>> begin
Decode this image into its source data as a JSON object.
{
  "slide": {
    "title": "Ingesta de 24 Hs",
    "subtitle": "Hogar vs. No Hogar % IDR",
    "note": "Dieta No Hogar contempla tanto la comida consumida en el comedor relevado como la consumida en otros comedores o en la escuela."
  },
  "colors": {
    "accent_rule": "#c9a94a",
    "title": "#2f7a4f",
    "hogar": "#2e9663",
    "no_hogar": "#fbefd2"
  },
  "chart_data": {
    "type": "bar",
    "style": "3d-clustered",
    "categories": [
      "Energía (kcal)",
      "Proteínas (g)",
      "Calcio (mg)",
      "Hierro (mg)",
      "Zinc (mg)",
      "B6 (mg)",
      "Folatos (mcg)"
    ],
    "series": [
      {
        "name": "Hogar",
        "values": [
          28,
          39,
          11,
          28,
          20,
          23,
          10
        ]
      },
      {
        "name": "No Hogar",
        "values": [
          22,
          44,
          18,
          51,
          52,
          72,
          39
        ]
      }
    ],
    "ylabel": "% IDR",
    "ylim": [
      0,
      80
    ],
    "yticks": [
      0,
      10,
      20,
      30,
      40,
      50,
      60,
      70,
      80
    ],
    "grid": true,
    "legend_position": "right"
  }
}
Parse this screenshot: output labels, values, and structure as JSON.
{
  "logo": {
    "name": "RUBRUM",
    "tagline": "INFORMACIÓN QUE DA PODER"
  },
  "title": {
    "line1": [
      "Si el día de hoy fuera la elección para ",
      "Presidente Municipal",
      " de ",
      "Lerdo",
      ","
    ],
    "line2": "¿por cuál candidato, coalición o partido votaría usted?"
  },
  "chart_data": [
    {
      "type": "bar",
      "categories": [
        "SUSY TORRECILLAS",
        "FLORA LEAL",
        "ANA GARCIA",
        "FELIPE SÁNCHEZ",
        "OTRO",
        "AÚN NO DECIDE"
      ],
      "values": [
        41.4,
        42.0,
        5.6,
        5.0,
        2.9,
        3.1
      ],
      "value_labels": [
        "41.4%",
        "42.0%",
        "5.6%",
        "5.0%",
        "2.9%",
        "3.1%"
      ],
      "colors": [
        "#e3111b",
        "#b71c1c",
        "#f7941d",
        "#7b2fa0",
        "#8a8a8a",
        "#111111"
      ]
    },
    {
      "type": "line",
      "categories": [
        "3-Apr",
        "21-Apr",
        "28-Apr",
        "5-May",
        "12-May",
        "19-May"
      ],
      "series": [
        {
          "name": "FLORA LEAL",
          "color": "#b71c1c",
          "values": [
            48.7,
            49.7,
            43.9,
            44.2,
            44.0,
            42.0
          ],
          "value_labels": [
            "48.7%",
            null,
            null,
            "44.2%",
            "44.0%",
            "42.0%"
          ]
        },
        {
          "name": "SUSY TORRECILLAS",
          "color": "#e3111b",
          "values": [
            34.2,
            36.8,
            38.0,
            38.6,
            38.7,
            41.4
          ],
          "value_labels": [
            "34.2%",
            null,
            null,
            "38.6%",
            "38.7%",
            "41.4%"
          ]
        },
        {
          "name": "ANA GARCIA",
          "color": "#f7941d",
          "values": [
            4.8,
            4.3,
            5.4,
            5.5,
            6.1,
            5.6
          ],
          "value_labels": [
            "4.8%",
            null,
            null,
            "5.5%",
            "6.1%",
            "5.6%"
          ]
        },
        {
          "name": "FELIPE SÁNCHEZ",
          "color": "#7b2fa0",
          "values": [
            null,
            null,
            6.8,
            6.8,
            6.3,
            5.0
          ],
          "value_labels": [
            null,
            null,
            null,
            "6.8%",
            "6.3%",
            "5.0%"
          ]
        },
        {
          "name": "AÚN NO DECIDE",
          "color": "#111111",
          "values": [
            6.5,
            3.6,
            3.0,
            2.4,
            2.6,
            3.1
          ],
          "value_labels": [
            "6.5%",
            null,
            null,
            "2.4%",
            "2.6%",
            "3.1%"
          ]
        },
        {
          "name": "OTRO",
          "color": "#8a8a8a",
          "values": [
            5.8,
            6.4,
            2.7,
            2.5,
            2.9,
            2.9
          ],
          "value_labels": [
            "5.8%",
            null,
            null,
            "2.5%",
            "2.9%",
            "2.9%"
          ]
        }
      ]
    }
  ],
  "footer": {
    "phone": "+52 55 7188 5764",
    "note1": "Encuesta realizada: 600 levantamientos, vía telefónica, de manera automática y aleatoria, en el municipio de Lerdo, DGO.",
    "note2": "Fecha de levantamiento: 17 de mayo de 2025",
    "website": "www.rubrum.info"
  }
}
>> end
Type out the whole listing above again, exactly as it stands.

» Response below:
Decode this image into its source data as a JSON object.
{
  "slide": {
    "title": "Ingesta de 24 Hs",
    "subtitle": "Hogar vs. No Hogar % IDR",
    "note": "Dieta No Hogar contempla tanto la comida consumida en el comedor relevado como la consumida en otros comedores o en la escuela."
  },
  "colors": {
    "accent_rule": "#c9a94a",
    "title": "#2f7a4f",
    "hogar": "#2e9663",
    "no_hogar": "#fbefd2"
  },
  "chart_data": {
    "type": "bar",
    "style": "3d-clustered",
    "categories": [
      "Energía (kcal)",
      "Proteínas (g)",
      "Calcio (mg)",
      "Hierro (mg)",
      "Zinc (mg)",
      "B6 (mg)",
      "Folatos (mcg)"
    ],
    "series": [
      {
        "name": "Hogar",
        "values": [
          28,
          39,
          11,
          28,
          20,
          23,
          10
        ]
      },
      {
        "name": "No Hogar",
        "values": [
          22,
          44,
          18,
          51,
          52,
          72,
          39
        ]
      }
    ],
    "ylabel": "% IDR",
    "ylim": [
      0,
      80
    ],
    "yticks": [
      0,
      10,
      20,
      30,
      40,
      50,
      60,
      70,
      80
    ],
    "grid": true,
    "legend_position": "right"
  }
}
Parse this screenshot: output labels, values, and structure as JSON.
{
  "logo": {
    "name": "RUBRUM",
    "tagline": "INFORMACIÓN QUE DA PODER"
  },
  "title": {
    "line1": [
      "Si el día de hoy fuera la elección para ",
      "Presidente Municipal",
      " de ",
      "Lerdo",
      ","
    ],
    "line2": "¿por cuál candidato, coalición o partido votaría usted?"
  },
  "chart_data": [
    {
      "type": "bar",
      "categories": [
        "SUSY TORRECILLAS",
        "FLORA LEAL",
        "ANA GARCIA",
        "FELIPE SÁNCHEZ",
        "OTRO",
        "AÚN NO DECIDE"
      ],
      "values": [
        41.4,
        42.0,
        5.6,
        5.0,
        2.9,
        3.1
      ],
      "value_labels": [
        "41.4%",
        "42.0%",
        "5.6%",
        "5.0%",
        "2.9%",
        "3.1%"
      ],
      "colors": [
        "#e3111b",
        "#b71c1c",
        "#f7941d",
        "#7b2fa0",
        "#8a8a8a",
        "#111111"
      ]
    },
    {
      "type": "line",
      "categories": [
        "3-Apr",
        "21-Apr",
        "28-Apr",
        "5-May",
        "12-May",
        "19-May"
      ],
      "series": [
        {
          "name": "FLORA LEAL",
          "color": "#b71c1c",
          "values": [
            48.7,
            49.7,
            43.9,
            44.2,
            44.0,
            42.0
          ],
          "value_labels": [
            "48.7%",
            null,
            null,
            "44.2%",
            "44.0%",
            "42.0%"
          ]
        },
        {
          "name": "SUSY TORRECILLAS",
          "color": "#e3111b",
          "values": [
            34.2,
            36.8,
            38.0,
            38.6,
            38.7,
            41.4
          ],
          "value_labels": [
            "34.2%",
            null,
            null,
            "38.6%",
            "38.7%",
            "41.4%"
          ]
        },
        {
          "name": "ANA GARCIA",
          "color": "#f7941d",
          "values": [
            4.8,
            4.3,
            5.4,
            5.5,
            6.1,
            5.6
          ],
          "value_labels": [
            "4.8%",
            null,
            null,
            "5.5%",
            "6.1%",
            "5.6%"
          ]
        },
        {
          "name": "FELIPE SÁNCHEZ",
          "color": "#7b2fa0",
          "values": [
            null,
            null,
            6.8,
            6.8,
            6.3,
            5.0
          ],
          "value_labels": [
            null,
            null,
            null,
            "6.8%",
            "6.3%",
            "5.0%"
          ]
        },
        {
          "name": "AÚN NO DECIDE",
          "color": "#111111",
          "values": [
            6.5,
            3.6,
            3.0,
            2.4,
            2.6,
            3.1
          ],
          "value_labels": [
            "6.5%",
            null,
            null,
            "2.4%",
            "2.6%",
            "3.1%"
          ]
        },
        {
          "name": "OTRO",
          "color": "#8a8a8a",
          "values": [
            5.8,
            6.4,
            2.7,
            2.5,
            2.9,
            2.9
          ],
          "value_labels": [
            "5.8%",
            null,
            null,
            "2.5%",
            "2.9%",
            "2.9%"
          ]
        }
      ]
    }
  ],
  "footer": {
    "phone": "+52 55 7188 5764",
    "note1": "Encuesta realizada: 600 levantamientos, vía telefónica, de manera automática y aleatoria, en el municipio de Lerdo, DGO.",
    "note2": "Fecha de levantamiento: 17 de mayo de 2025",
    "website": "www.rubrum.info"
  }
}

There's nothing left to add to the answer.